What is expected –
Identify all lines of the data containing the string "其阻值为" and copy them.

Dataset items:
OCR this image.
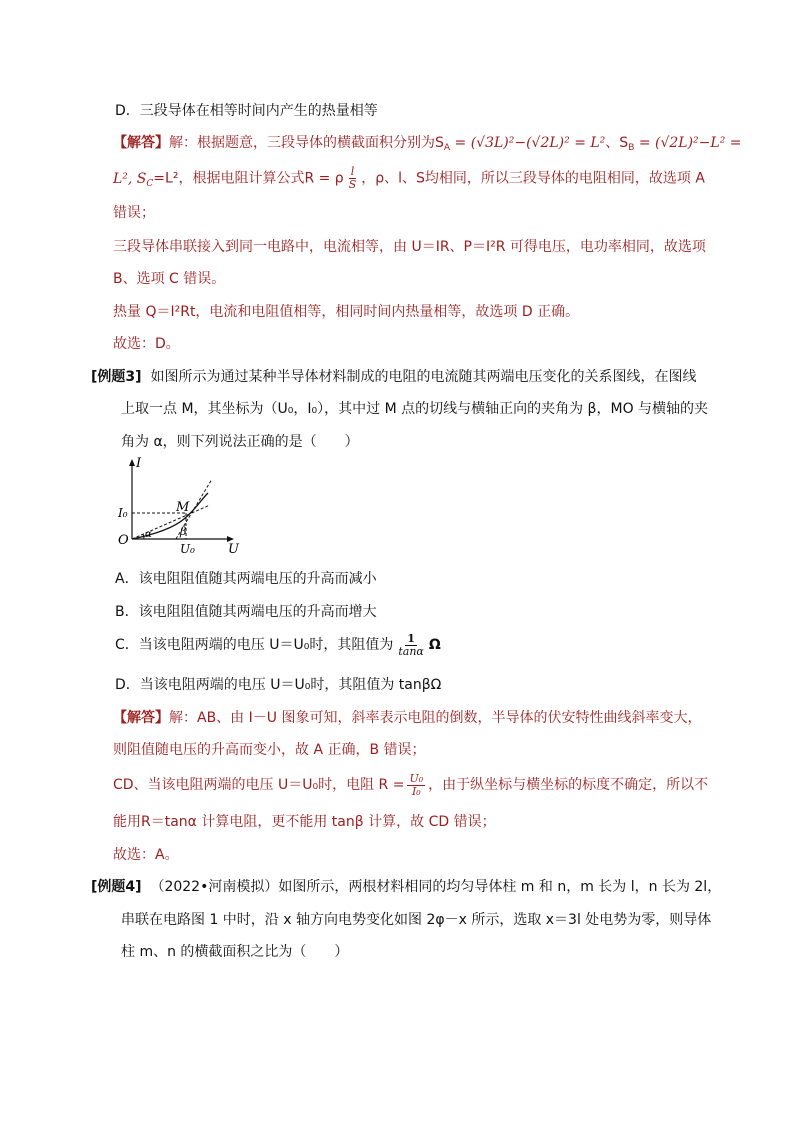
D．三段导体在相等时间内产生的热量相等
【解答】解：根据题意，三段导体的横截面积分别为$S_A = (√3L)^2-(√2L)^2 = L^2$、$S_B = (√2L)^2-L^2$ =
L², $S_C=L^2$，根据电阻计算公式R = ρ $\frac{l}{S}$ ，ρ、l、S均相同，所以三段导体的电阻相同，故选项 A
错误；
三段导体串联接入到同一电路中，电流相等，由 U＝IR、P＝I²R 可得电压，电功率相同，故选项
B、选项 C 错误。
热量 Q＝I²Rt，电流和电阻值相等，相同时间内热量相等，故选项 D 正确。
故选：D。
[例题3] 如图所示为通过某种半导体材料制成的电阻的电流随其两端电压变化的关系图线，在图线
上取一点 M，其坐标为（U₀，I₀），其中过 M 点的切线与横轴正向的夹角为 β，MO 与横轴的夹
角为 α，则下列说法正确的是（　　）
I
U
O
M
I₀
U₀
α	β
A．该电阻阻值随其两端电压的升高而减小
B．该电阻阻值随其两端电压的升高而增大
C．当该电阻两端的电压 U＝U₀时，其阻值为 $\frac{1}{\tan\alpha}$ Ω
D．当该电阻两端的电压 U＝U₀时，其阻值为 tanβΩ
【解答】解：AB、由 I－U 图象可知，斜率表示电阻的倒数，半导体的伏安特性曲线斜率变大，
则阻值随电压的升高而变小，故 A 正确，B 错误；
CD、当该电阻两端的电压 U＝U₀时，电阻 $R = \frac{\text{U₀}}{\text{I₀}}$ ，由于纵坐标与横坐标的标度不确定，所以不
能用R＝tanα 计算电阻，更不能用 tanβ 计算，故 CD 错误；
故选：A。
[例题4] （2022•河南模拟）如图所示，两根材料相同的均匀导体柱 m 和 n，m 长为 l，n 长为 2l，
串联在电路图 1 中时，沿 x 轴方向电势变化如图 2φ－x 所示，选取 x＝3l 处电势为零，则导体
柱 m、n 的横截面积之比为（　　）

Solution –
C．当该电阻两端的电压 U＝U₀时，其阻值为 $\frac{1}{\tan\alpha}$ Ω
D．当该电阻两端的电压 U＝U₀时，其阻值为 tanβΩ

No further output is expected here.